### AIM OF THE TASK
Repeat each entry in full, exactly.

--- start MATERIAL SUPPLIED ---

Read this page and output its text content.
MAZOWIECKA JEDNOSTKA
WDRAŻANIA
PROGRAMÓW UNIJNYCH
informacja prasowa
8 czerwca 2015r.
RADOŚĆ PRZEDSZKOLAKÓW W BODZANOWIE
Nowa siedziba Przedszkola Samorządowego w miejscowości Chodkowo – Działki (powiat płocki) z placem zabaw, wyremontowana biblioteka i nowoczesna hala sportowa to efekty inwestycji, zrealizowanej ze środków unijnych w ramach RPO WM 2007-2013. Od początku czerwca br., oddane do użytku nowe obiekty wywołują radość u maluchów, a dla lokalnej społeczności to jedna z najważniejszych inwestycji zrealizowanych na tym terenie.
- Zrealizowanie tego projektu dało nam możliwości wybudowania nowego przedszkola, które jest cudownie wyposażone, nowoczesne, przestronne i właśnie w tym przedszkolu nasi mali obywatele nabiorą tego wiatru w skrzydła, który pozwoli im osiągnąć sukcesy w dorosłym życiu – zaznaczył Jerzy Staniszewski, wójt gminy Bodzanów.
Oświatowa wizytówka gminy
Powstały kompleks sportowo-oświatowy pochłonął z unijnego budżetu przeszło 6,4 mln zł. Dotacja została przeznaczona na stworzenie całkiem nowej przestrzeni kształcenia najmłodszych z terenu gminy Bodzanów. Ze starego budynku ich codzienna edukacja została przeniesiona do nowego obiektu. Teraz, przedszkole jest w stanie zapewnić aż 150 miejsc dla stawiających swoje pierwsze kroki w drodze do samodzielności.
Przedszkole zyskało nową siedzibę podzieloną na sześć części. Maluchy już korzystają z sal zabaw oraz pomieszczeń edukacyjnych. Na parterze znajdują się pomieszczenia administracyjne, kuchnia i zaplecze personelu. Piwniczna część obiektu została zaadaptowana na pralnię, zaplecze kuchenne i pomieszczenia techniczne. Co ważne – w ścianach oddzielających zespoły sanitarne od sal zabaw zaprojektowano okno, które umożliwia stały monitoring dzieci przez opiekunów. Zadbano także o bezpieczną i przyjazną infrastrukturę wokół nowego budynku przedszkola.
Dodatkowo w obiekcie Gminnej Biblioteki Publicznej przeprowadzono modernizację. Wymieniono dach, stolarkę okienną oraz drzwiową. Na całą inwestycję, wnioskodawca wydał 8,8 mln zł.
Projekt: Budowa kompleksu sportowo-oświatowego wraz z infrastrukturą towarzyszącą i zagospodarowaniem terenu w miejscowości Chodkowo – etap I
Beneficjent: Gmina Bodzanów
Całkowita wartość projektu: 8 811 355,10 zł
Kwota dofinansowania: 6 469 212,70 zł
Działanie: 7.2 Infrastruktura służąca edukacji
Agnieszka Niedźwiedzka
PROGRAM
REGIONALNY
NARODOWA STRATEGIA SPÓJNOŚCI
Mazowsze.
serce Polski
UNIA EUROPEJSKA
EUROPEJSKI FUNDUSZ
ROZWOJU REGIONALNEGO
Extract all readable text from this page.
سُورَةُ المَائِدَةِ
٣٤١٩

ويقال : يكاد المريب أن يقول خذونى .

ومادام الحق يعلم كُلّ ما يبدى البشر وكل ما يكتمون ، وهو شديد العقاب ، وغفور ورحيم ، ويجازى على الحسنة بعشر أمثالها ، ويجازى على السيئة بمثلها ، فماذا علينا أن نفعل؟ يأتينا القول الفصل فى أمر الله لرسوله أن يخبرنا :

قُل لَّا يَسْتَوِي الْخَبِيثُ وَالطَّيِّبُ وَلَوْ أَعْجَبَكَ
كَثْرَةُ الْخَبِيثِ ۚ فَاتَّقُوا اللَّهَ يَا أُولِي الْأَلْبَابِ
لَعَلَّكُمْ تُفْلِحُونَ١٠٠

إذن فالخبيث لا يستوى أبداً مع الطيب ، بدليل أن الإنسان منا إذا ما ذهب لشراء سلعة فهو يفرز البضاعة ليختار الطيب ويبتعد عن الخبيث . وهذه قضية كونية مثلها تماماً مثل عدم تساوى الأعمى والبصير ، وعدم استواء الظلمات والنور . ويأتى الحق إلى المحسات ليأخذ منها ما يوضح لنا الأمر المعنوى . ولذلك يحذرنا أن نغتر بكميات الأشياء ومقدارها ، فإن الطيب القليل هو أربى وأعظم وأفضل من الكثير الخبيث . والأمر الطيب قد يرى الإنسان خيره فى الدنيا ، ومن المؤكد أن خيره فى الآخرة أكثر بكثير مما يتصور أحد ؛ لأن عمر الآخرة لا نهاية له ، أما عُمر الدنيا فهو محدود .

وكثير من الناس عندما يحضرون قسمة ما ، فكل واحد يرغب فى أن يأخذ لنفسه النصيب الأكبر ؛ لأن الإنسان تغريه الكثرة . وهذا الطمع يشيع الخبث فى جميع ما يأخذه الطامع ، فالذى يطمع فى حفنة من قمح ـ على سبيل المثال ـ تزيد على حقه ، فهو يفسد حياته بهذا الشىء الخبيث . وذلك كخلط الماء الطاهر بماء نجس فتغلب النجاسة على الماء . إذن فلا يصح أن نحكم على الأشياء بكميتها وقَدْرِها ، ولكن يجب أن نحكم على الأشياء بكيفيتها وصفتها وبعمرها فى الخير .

--- end MATERIAL SUPPLIED ---

### RESULT BELOW
Read this page and output its text content.
MAZOWIECKA JEDNOSTKA
WDRAŻANIA
PROGRAMÓW UNIJNYCH
informacja prasowa
8 czerwca 2015r.
RADOŚĆ PRZEDSZKOLAKÓW W BODZANOWIE
Nowa siedziba Przedszkola Samorządowego w miejscowości Chodkowo – Działki (powiat płocki) z placem zabaw, wyremontowana biblioteka i nowoczesna hala sportowa to efekty inwestycji, zrealizowanej ze środków unijnych w ramach RPO WM 2007-2013. Od początku czerwca br., oddane do użytku nowe obiekty wywołują radość u maluchów, a dla lokalnej społeczności to jedna z najważniejszych inwestycji zrealizowanych na tym terenie.
- Zrealizowanie tego projektu dało nam możliwości wybudowania nowego przedszkola, które jest cudownie wyposażone, nowoczesne, przestronne i właśnie w tym przedszkolu nasi mali obywatele nabiorą tego wiatru w skrzydła, który pozwoli im osiągnąć sukcesy w dorosłym życiu – zaznaczył Jerzy Staniszewski, wójt gminy Bodzanów.
Oświatowa wizytówka gminy
Powstały kompleks sportowo-oświatowy pochłonął z unijnego budżetu przeszło 6,4 mln zł. Dotacja została przeznaczona na stworzenie całkiem nowej przestrzeni kształcenia najmłodszych z terenu gminy Bodzanów. Ze starego budynku ich codzienna edukacja została przeniesiona do nowego obiektu. Teraz, przedszkole jest w stanie zapewnić aż 150 miejsc dla stawiających swoje pierwsze kroki w drodze do samodzielności.
Przedszkole zyskało nową siedzibę podzieloną na sześć części. Maluchy już korzystają z sal zabaw oraz pomieszczeń edukacyjnych. Na parterze znajdują się pomieszczenia administracyjne, kuchnia i zaplecze personelu. Piwniczna część obiektu została zaadaptowana na pralnię, zaplecze kuchenne i pomieszczenia techniczne. Co ważne – w ścianach oddzielających zespoły sanitarne od sal zabaw zaprojektowano okno, które umożliwia stały monitoring dzieci przez opiekunów. Zadbano także o bezpieczną i przyjazną infrastrukturę wokół nowego budynku przedszkola.
Dodatkowo w obiekcie Gminnej Biblioteki Publicznej przeprowadzono modernizację. Wymieniono dach, stolarkę okienną oraz drzwiową. Na całą inwestycję, wnioskodawca wydał 8,8 mln zł.
Projekt: Budowa kompleksu sportowo-oświatowego wraz z infrastrukturą towarzyszącą i zagospodarowaniem terenu w miejscowości Chodkowo – etap I
Beneficjent: Gmina Bodzanów
Całkowita wartość projektu: 8 811 355,10 zł
Kwota dofinansowania: 6 469 212,70 zł
Działanie: 7.2 Infrastruktura służąca edukacji
Agnieszka Niedźwiedzka
PROGRAM
REGIONALNY
NARODOWA STRATEGIA SPÓJNOŚCI
Mazowsze.
serce Polski
UNIA EUROPEJSKA
EUROPEJSKI FUNDUSZ
ROZWOJU REGIONALNEGO
Extract all readable text from this page.
سُورَةُ المَائِدَةِ
٣٤١٩

ويقال : يكاد المريب أن يقول خذونى .

ومادام الحق يعلم كُلّ ما يبدى البشر وكل ما يكتمون ، وهو شديد العقاب ، وغفور ورحيم ، ويجازى على الحسنة بعشر أمثالها ، ويجازى على السيئة بمثلها ، فماذا علينا أن نفعل؟ يأتينا القول الفصل فى أمر الله لرسوله أن يخبرنا :

قُل لَّا يَسْتَوِي الْخَبِيثُ وَالطَّيِّبُ وَلَوْ أَعْجَبَكَ
كَثْرَةُ الْخَبِيثِ ۚ فَاتَّقُوا اللَّهَ يَا أُولِي الْأَلْبَابِ
لَعَلَّكُمْ تُفْلِحُونَ١٠٠

إذن فالخبيث لا يستوى أبداً مع الطيب ، بدليل أن الإنسان منا إذا ما ذهب لشراء سلعة فهو يفرز البضاعة ليختار الطيب ويبتعد عن الخبيث . وهذه قضية كونية مثلها تماماً مثل عدم تساوى الأعمى والبصير ، وعدم استواء الظلمات والنور . ويأتى الحق إلى المحسات ليأخذ منها ما يوضح لنا الأمر المعنوى . ولذلك يحذرنا أن نغتر بكميات الأشياء ومقدارها ، فإن الطيب القليل هو أربى وأعظم وأفضل من الكثير الخبيث . والأمر الطيب قد يرى الإنسان خيره فى الدنيا ، ومن المؤكد أن خيره فى الآخرة أكثر بكثير مما يتصور أحد ؛ لأن عمر الآخرة لا نهاية له ، أما عُمر الدنيا فهو محدود .

وكثير من الناس عندما يحضرون قسمة ما ، فكل واحد يرغب فى أن يأخذ لنفسه النصيب الأكبر ؛ لأن الإنسان تغريه الكثرة . وهذا الطمع يشيع الخبث فى جميع ما يأخذه الطامع ، فالذى يطمع فى حفنة من قمح ـ على سبيل المثال ـ تزيد على حقه ، فهو يفسد حياته بهذا الشىء الخبيث . وذلك كخلط الماء الطاهر بماء نجس فتغلب النجاسة على الماء . إذن فلا يصح أن نحكم على الأشياء بكميتها وقَدْرِها ، ولكن يجب أن نحكم على الأشياء بكيفيتها وصفتها وبعمرها فى الخير .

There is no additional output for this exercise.